■ Exercise brief ■
Transcribe the material verbatim in full; the pictures do not belong in the copy.

■ Data for this task ■

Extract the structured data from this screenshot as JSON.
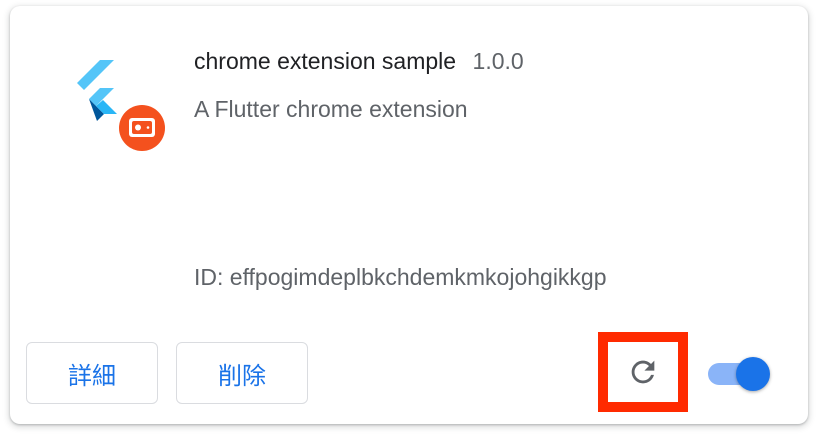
{
  "extension": {
    "name": "chrome extension sample",
    "version": "1.0.0",
    "description": "A Flutter chrome extension",
    "id_text": "ID: effpogimdeplbkchdemkmkojohgikkgp",
    "icon": "flutter-logo-with-app-badge",
    "enabled": true
  },
  "actions": {
    "details_label": "詳細",
    "remove_label": "削除",
    "reload_icon": "reload-icon"
  },
  "colors": {
    "accent": "#1a73e8",
    "toggle_track": "#8ab4f8",
    "highlight": "#ff2a00",
    "text_primary": "#202124",
    "text_secondary": "#5f6368",
    "flutter_light": "#54c5f8",
    "flutter_dark": "#01579b",
    "badge": "#f4511e"
  }
}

■ Output for this exercise ■
Extract the structured data from this screenshot as JSON.
{
  "extension": {
    "name": "chrome extension sample",
    "version": "1.0.0",
    "description": "A Flutter chrome extension",
    "id_text": "ID: effpogimdeplbkchdemkmkojohgikkgp",
    "icon": "flutter-logo-with-app-badge",
    "enabled": true
  },
  "actions": {
    "details_label": "詳細",
    "remove_label": "削除",
    "reload_icon": "reload-icon"
  },
  "colors": {
    "accent": "#1a73e8",
    "toggle_track": "#8ab4f8",
    "highlight": "#ff2a00",
    "text_primary": "#202124",
    "text_secondary": "#5f6368",
    "flutter_light": "#54c5f8",
    "flutter_dark": "#01579b",
    "badge": "#f4511e"
  }
}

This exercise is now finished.